══ Record set
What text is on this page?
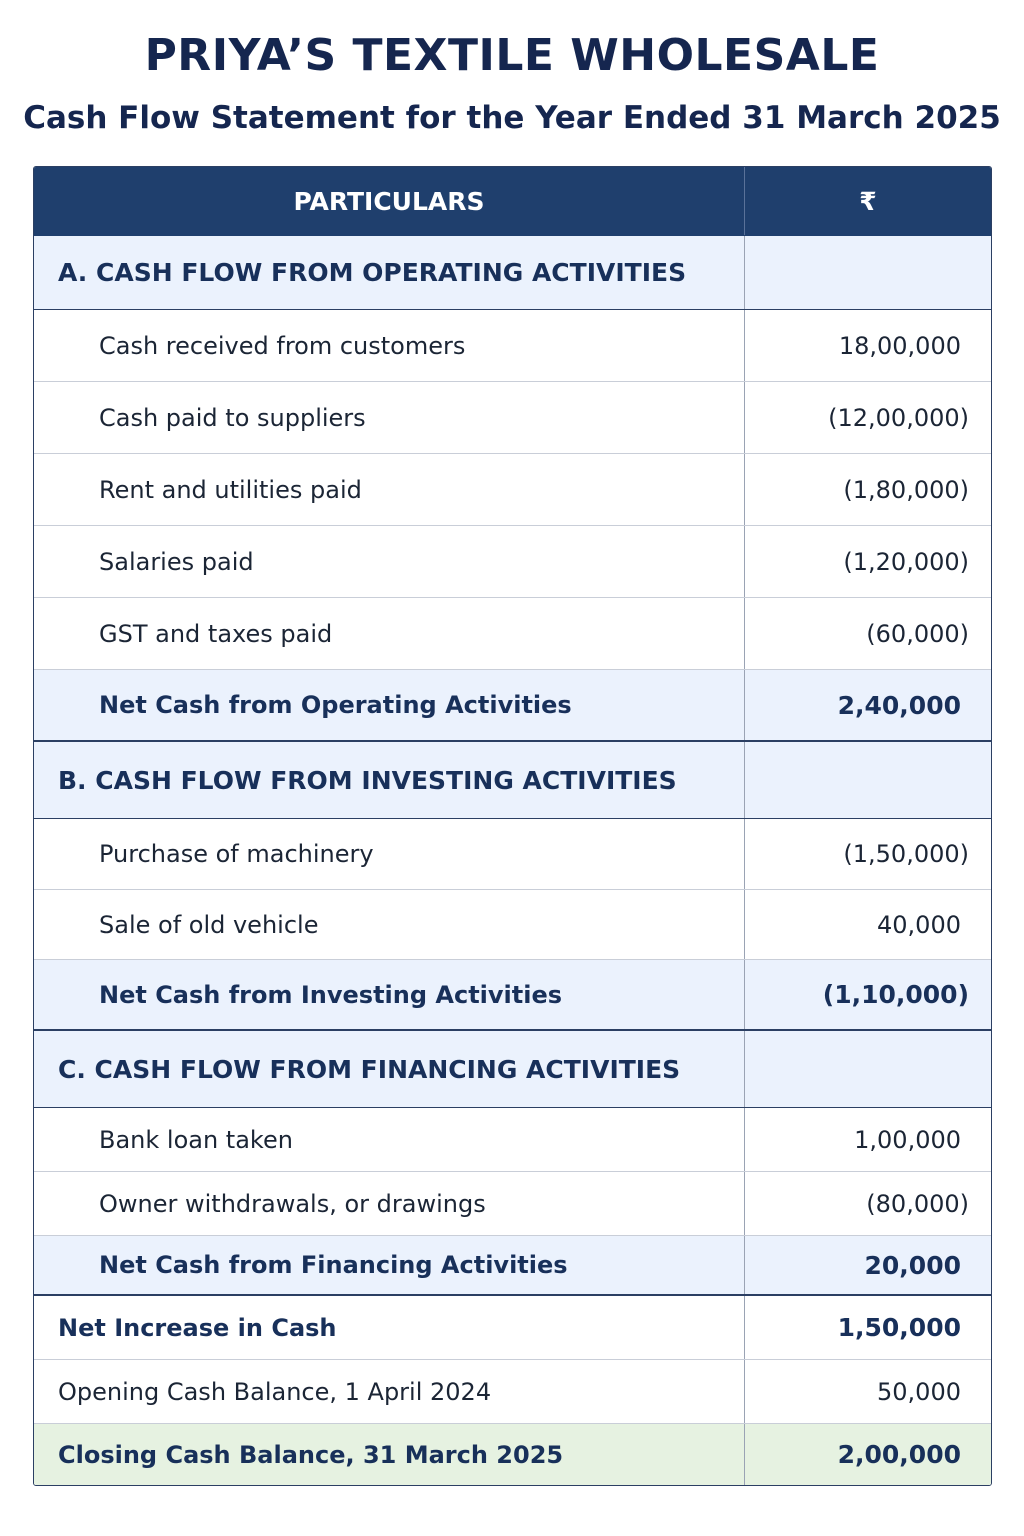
PRIYA’S TEXTILE WHOLESALE
Cash Flow Statement for the Year Ended 31 March 2025
PARTICULARS	₹
A. CASH FLOW FROM OPERATING ACTIVITIES
Cash received from customers	18,00,000
Cash paid to suppliers	(12,00,000)
Rent and utilities paid	(1,80,000)
Salaries paid	(1,20,000)
GST and taxes paid	(60,000)
Net Cash from Operating Activities	2,40,000
B. CASH FLOW FROM INVESTING ACTIVITIES
Purchase of machinery	(1,50,000)
Sale of old vehicle	40,000
Net Cash from Investing Activities	(1,10,000)
C. CASH FLOW FROM FINANCING ACTIVITIES
Bank loan taken	1,00,000
Owner withdrawals, or drawings	(80,000)
Net Cash from Financing Activities	20,000
Net Increase in Cash	1,50,000
Opening Cash Balance, 1 April 2024	50,000
Closing Cash Balance, 31 March 2025	2,00,000
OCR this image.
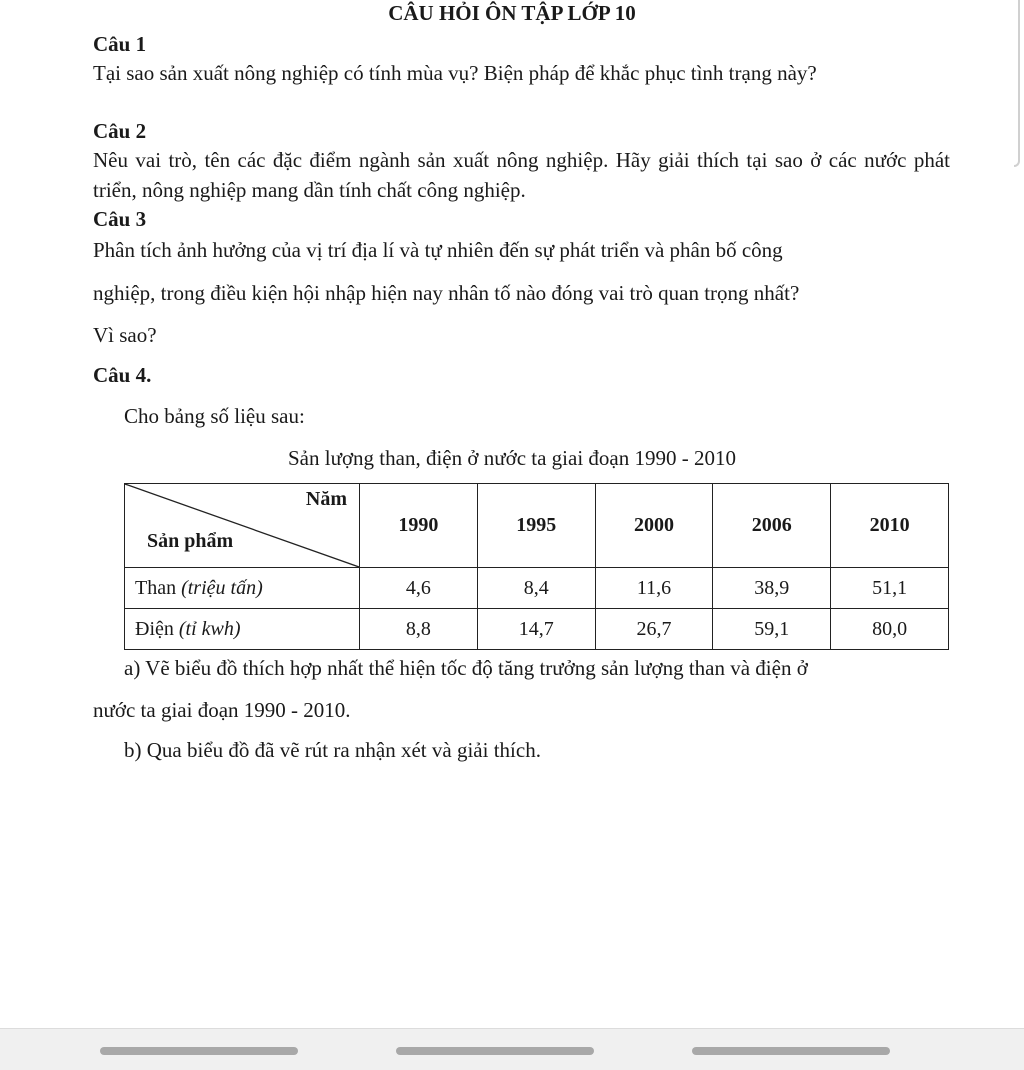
CÂU HỎI ÔN TẬP LỚP 10
Câu 1
Tại sao sản xuất nông nghiệp có tính mùa vụ? Biện pháp để khắc phục tình trạng này?
Câu 2
Nêu vai trò, tên các đặc điểm ngành sản xuất nông nghiệp. Hãy giải thích tại sao ở các nước phát triển, nông nghiệp mang dần tính chất công nghiệp.
Câu 3
Phân tích ảnh hưởng của vị trí địa lí và tự nhiên đến sự phát triển và phân bố công
nghiệp, trong điều kiện hội nhập hiện nay nhân tố nào đóng vai trò quan trọng nhất?
Vì sao?
Câu 4.
Cho bảng số liệu sau:
Sản lượng than, điện ở nước ta giai đoạn 1990 - 2010
Năm
Sản phẩm	1990	1995	2000	2006	2010
Than (triệu tấn)	4,6	8,4	11,6	38,9	51,1
Điện (tỉ kwh)	8,8	14,7	26,7	59,1	80,0
a) Vẽ biểu đồ thích hợp nhất thể hiện tốc độ tăng trưởng sản lượng than và điện ở
nước ta giai đoạn 1990 - 2010.
b) Qua biểu đồ đã vẽ rút ra nhận xét và giải thích.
════
### Problem requirements
Verbatim reproduction of every record is required; images are left out.

### Output for this exercise
What text is on this page?
PRIYA’S TEXTILE WHOLESALE
Cash Flow Statement for the Year Ended 31 March 2025
PARTICULARS	₹
A. CASH FLOW FROM OPERATING ACTIVITIES
Cash received from customers	18,00,000
Cash paid to suppliers	(12,00,000)
Rent and utilities paid	(1,80,000)
Salaries paid	(1,20,000)
GST and taxes paid	(60,000)
Net Cash from Operating Activities	2,40,000
B. CASH FLOW FROM INVESTING ACTIVITIES
Purchase of machinery	(1,50,000)
Sale of old vehicle	40,000
Net Cash from Investing Activities	(1,10,000)
C. CASH FLOW FROM FINANCING ACTIVITIES
Bank loan taken	1,00,000
Owner withdrawals, or drawings	(80,000)
Net Cash from Financing Activities	20,000
Net Increase in Cash	1,50,000
Opening Cash Balance, 1 April 2024	50,000
Closing Cash Balance, 31 March 2025	2,00,000
OCR this image.
CÂU HỎI ÔN TẬP LỚP 10
Câu 1
Tại sao sản xuất nông nghiệp có tính mùa vụ? Biện pháp để khắc phục tình trạng này?
Câu 2
Nêu vai trò, tên các đặc điểm ngành sản xuất nông nghiệp. Hãy giải thích tại sao ở các nước phát triển, nông nghiệp mang dần tính chất công nghiệp.
Câu 3
Phân tích ảnh hưởng của vị trí địa lí và tự nhiên đến sự phát triển và phân bố công
nghiệp, trong điều kiện hội nhập hiện nay nhân tố nào đóng vai trò quan trọng nhất?
Vì sao?
Câu 4.
Cho bảng số liệu sau:
Sản lượng than, điện ở nước ta giai đoạn 1990 - 2010
Năm
Sản phẩm	1990	1995	2000	2006	2010
Than (triệu tấn)	4,6	8,4	11,6	38,9	51,1
Điện (tỉ kwh)	8,8	14,7	26,7	59,1	80,0
a) Vẽ biểu đồ thích hợp nhất thể hiện tốc độ tăng trưởng sản lượng than và điện ở
nước ta giai đoạn 1990 - 2010.
b) Qua biểu đồ đã vẽ rút ra nhận xét và giải thích.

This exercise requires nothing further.